─── Source passage

Why can’t I lay here all day?
Society frowns upon laziness. I embrace it.
I have a lot on my mind. Things, places…people.
Last night I had an interesting dream and I woke up very anxious and missing someone…badly.
More than badly.
I was supposed to meet my friend at the museum today. But the bed was so cozy I decided to remain here until the last possible minute. I’ve been out and about every frigg’n day lately and the hermit in me needs a break. I had a personal shoot scheduled for 9:30am this morning but that fell through…and I thankfully reset my alarm clock. Though I do have another personal shoot I need to get up and outta here for at 5pm before a dinner date with lovely amazing people, then a client video shoot tomorrow, and an editorial shoot on Tue. I must have lost my mind scheduling all three day after day before I leave for Cali.
Yeah…but we all already know about this mind of mind.

──────

* Objective 1
In the passage about staying in bed, what time was the personal shoot that fell through scheduled for?
* Objective 2
Duplicate the section of the passage about staying in bed that starts with "Society frowns upon" and ends with "and missing someone…badly.".

─── Material supplied

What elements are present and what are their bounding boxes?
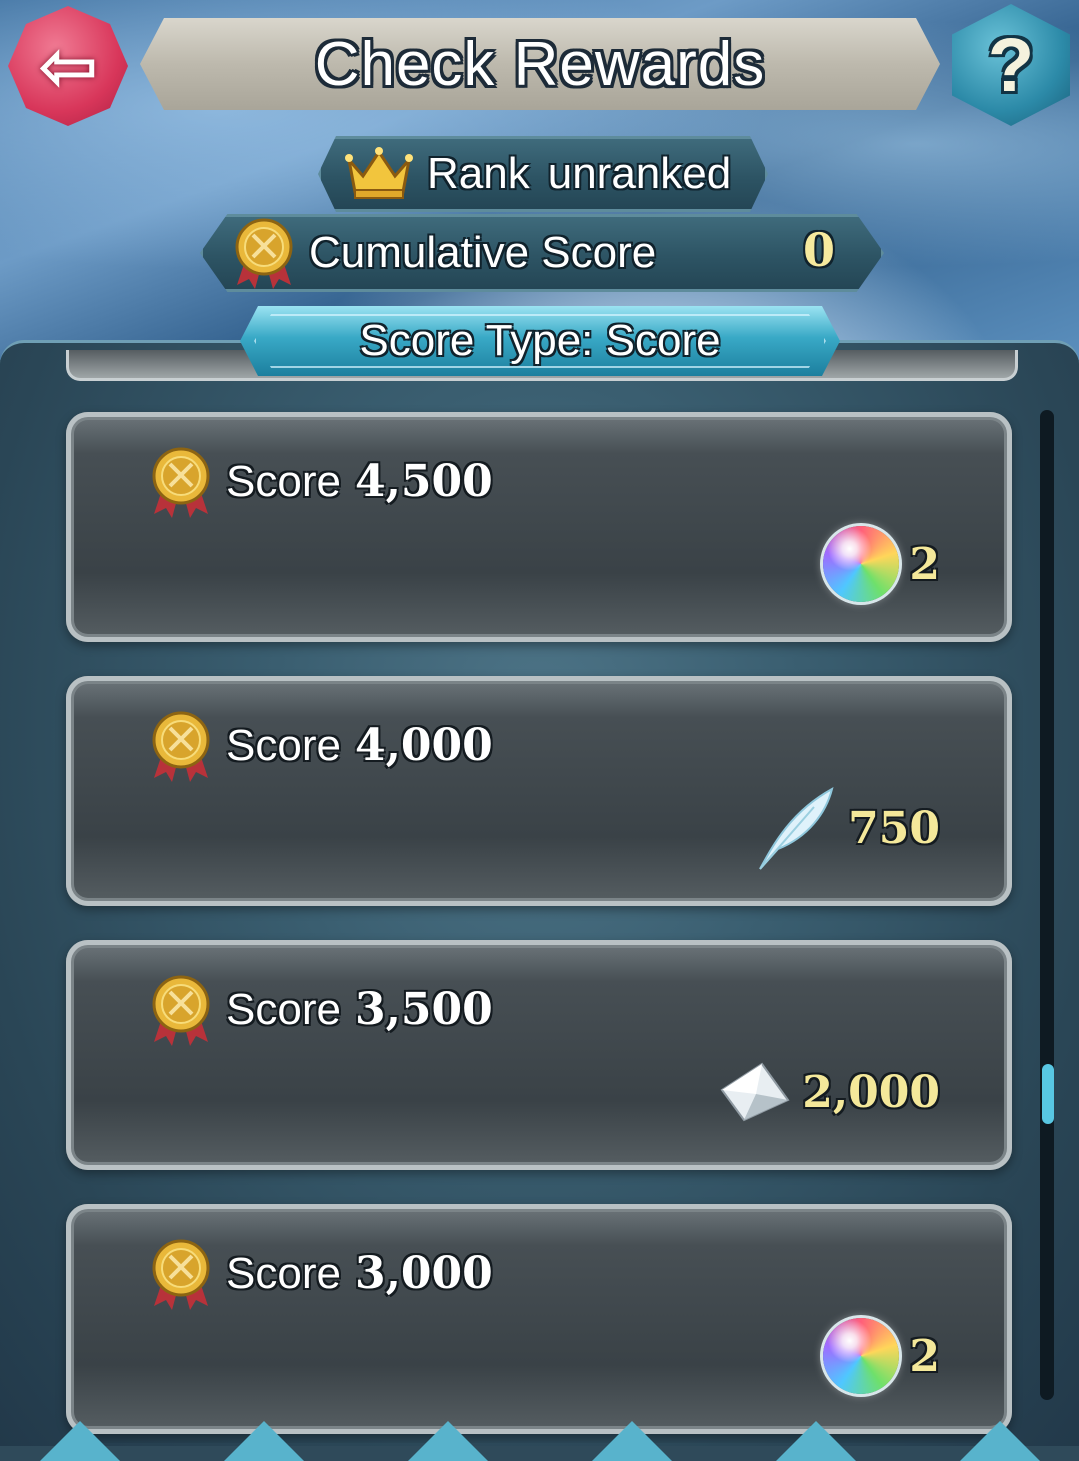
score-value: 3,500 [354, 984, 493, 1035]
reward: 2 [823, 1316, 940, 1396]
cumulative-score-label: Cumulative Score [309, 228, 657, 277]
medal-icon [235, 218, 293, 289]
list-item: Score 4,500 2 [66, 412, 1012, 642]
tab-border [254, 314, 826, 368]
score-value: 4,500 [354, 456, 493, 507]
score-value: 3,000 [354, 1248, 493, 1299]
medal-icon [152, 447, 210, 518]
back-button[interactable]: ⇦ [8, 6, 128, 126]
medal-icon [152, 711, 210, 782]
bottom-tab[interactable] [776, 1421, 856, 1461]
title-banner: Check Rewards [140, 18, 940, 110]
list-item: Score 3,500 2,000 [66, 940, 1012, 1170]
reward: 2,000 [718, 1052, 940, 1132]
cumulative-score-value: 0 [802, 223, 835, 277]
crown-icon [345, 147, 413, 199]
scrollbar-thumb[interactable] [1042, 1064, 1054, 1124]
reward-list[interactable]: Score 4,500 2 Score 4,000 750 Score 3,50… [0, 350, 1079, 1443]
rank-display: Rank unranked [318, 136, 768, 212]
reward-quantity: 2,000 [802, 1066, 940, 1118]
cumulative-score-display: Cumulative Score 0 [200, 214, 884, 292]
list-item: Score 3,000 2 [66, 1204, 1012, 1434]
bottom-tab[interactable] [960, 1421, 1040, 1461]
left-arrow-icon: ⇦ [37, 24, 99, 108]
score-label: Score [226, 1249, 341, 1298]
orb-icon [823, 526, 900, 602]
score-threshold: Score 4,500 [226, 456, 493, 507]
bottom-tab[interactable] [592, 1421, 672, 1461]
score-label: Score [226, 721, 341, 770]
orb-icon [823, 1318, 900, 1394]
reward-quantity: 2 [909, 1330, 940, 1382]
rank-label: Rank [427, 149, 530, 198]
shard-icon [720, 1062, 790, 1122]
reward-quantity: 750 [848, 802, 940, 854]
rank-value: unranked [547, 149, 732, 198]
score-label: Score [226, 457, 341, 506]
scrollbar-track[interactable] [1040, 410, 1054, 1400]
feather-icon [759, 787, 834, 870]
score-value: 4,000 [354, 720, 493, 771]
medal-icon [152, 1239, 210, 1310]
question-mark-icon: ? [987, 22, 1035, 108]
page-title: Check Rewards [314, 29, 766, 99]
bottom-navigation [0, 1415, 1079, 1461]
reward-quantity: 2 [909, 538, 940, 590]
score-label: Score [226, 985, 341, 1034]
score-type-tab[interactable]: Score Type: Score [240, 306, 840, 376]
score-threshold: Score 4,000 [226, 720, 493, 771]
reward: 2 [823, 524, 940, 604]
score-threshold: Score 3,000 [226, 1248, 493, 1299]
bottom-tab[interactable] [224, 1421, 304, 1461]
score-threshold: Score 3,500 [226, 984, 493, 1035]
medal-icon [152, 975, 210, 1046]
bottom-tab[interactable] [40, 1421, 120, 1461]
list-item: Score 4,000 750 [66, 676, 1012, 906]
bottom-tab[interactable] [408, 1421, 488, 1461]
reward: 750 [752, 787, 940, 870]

──────

* Expected output 1
9:30am

* Expected output 2
Society frowns upon laziness. I embrace it.
I have a lot on my mind. Things, places…people.
Last night I had an interesting dream and I woke up very anxious and missing someone…badly.